Collect all lines from the records below that include the word "Getting".

--- Start of Provided records ---

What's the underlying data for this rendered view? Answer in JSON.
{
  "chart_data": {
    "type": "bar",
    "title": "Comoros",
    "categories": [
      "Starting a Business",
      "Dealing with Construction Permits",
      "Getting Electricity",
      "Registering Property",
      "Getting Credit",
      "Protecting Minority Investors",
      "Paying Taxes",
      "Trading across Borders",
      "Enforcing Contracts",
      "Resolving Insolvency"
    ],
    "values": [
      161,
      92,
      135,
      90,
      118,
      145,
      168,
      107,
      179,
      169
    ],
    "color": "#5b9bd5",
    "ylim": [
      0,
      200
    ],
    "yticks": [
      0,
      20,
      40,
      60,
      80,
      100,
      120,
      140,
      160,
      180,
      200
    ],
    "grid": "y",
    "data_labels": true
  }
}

--- End of Provided records ---

**Result of the exercise**.
      "Getting Electricity",
      "Getting Credit",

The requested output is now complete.